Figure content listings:
>> START

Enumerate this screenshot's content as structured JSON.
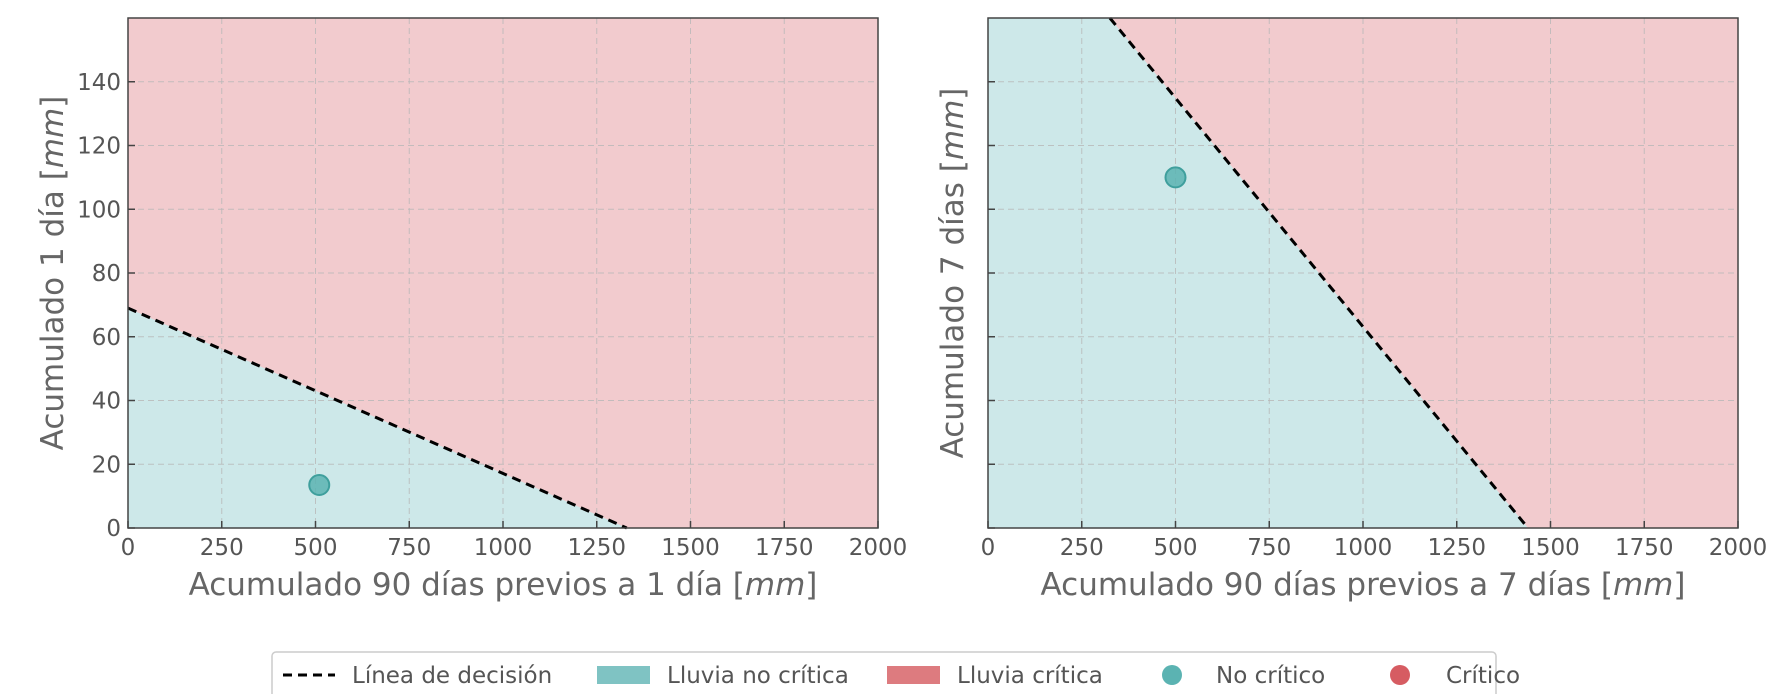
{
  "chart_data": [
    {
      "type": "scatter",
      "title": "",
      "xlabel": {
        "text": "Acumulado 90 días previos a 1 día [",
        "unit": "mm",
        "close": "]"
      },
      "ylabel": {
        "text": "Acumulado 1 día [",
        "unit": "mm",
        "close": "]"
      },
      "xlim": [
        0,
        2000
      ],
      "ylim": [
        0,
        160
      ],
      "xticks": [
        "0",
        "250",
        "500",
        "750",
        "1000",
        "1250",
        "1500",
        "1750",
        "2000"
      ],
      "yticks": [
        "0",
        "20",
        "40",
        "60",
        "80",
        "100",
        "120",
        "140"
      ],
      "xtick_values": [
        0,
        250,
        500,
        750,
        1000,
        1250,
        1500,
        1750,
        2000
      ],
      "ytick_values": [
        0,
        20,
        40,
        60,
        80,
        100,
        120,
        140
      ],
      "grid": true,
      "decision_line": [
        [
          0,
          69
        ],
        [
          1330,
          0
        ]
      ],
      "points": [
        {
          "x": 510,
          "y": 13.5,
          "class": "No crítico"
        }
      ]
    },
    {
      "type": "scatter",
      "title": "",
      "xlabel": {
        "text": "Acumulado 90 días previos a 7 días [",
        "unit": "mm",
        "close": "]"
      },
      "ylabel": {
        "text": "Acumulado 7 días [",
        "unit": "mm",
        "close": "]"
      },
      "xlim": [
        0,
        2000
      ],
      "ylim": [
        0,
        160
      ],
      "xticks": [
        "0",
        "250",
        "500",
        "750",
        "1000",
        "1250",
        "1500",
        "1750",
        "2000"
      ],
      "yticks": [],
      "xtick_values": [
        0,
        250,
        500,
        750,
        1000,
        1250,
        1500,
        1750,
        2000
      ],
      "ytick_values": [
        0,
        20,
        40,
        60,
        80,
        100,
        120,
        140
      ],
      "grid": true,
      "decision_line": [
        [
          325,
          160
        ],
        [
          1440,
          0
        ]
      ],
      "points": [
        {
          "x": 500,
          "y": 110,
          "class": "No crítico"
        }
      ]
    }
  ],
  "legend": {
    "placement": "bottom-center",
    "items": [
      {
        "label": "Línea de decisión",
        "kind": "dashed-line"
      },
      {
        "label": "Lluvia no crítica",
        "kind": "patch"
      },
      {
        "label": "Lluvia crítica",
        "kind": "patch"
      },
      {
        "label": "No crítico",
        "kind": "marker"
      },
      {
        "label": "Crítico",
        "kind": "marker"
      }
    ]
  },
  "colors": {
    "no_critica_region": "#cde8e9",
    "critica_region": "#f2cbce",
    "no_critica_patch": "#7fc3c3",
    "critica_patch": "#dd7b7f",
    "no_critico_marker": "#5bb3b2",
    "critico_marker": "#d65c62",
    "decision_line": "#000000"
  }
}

>> END

# EXERCISE
All the records need to be repeated exactly, with the images dropped.

# WORKED ANSWER
Enumerate this screenshot's content as structured JSON.
{
  "chart_data": [
    {
      "type": "scatter",
      "title": "",
      "xlabel": {
        "text": "Acumulado 90 días previos a 1 día [",
        "unit": "mm",
        "close": "]"
      },
      "ylabel": {
        "text": "Acumulado 1 día [",
        "unit": "mm",
        "close": "]"
      },
      "xlim": [
        0,
        2000
      ],
      "ylim": [
        0,
        160
      ],
      "xticks": [
        "0",
        "250",
        "500",
        "750",
        "1000",
        "1250",
        "1500",
        "1750",
        "2000"
      ],
      "yticks": [
        "0",
        "20",
        "40",
        "60",
        "80",
        "100",
        "120",
        "140"
      ],
      "xtick_values": [
        0,
        250,
        500,
        750,
        1000,
        1250,
        1500,
        1750,
        2000
      ],
      "ytick_values": [
        0,
        20,
        40,
        60,
        80,
        100,
        120,
        140
      ],
      "grid": true,
      "decision_line": [
        [
          0,
          69
        ],
        [
          1330,
          0
        ]
      ],
      "points": [
        {
          "x": 510,
          "y": 13.5,
          "class": "No crítico"
        }
      ]
    },
    {
      "type": "scatter",
      "title": "",
      "xlabel": {
        "text": "Acumulado 90 días previos a 7 días [",
        "unit": "mm",
        "close": "]"
      },
      "ylabel": {
        "text": "Acumulado 7 días [",
        "unit": "mm",
        "close": "]"
      },
      "xlim": [
        0,
        2000
      ],
      "ylim": [
        0,
        160
      ],
      "xticks": [
        "0",
        "250",
        "500",
        "750",
        "1000",
        "1250",
        "1500",
        "1750",
        "2000"
      ],
      "yticks": [],
      "xtick_values": [
        0,
        250,
        500,
        750,
        1000,
        1250,
        1500,
        1750,
        2000
      ],
      "ytick_values": [
        0,
        20,
        40,
        60,
        80,
        100,
        120,
        140
      ],
      "grid": true,
      "decision_line": [
        [
          325,
          160
        ],
        [
          1440,
          0
        ]
      ],
      "points": [
        {
          "x": 500,
          "y": 110,
          "class": "No crítico"
        }
      ]
    }
  ],
  "legend": {
    "placement": "bottom-center",
    "items": [
      {
        "label": "Línea de decisión",
        "kind": "dashed-line"
      },
      {
        "label": "Lluvia no crítica",
        "kind": "patch"
      },
      {
        "label": "Lluvia crítica",
        "kind": "patch"
      },
      {
        "label": "No crítico",
        "kind": "marker"
      },
      {
        "label": "Crítico",
        "kind": "marker"
      }
    ]
  },
  "colors": {
    "no_critica_region": "#cde8e9",
    "critica_region": "#f2cbce",
    "no_critica_patch": "#7fc3c3",
    "critica_patch": "#dd7b7f",
    "no_critico_marker": "#5bb3b2",
    "critico_marker": "#d65c62",
    "decision_line": "#000000"
  }
}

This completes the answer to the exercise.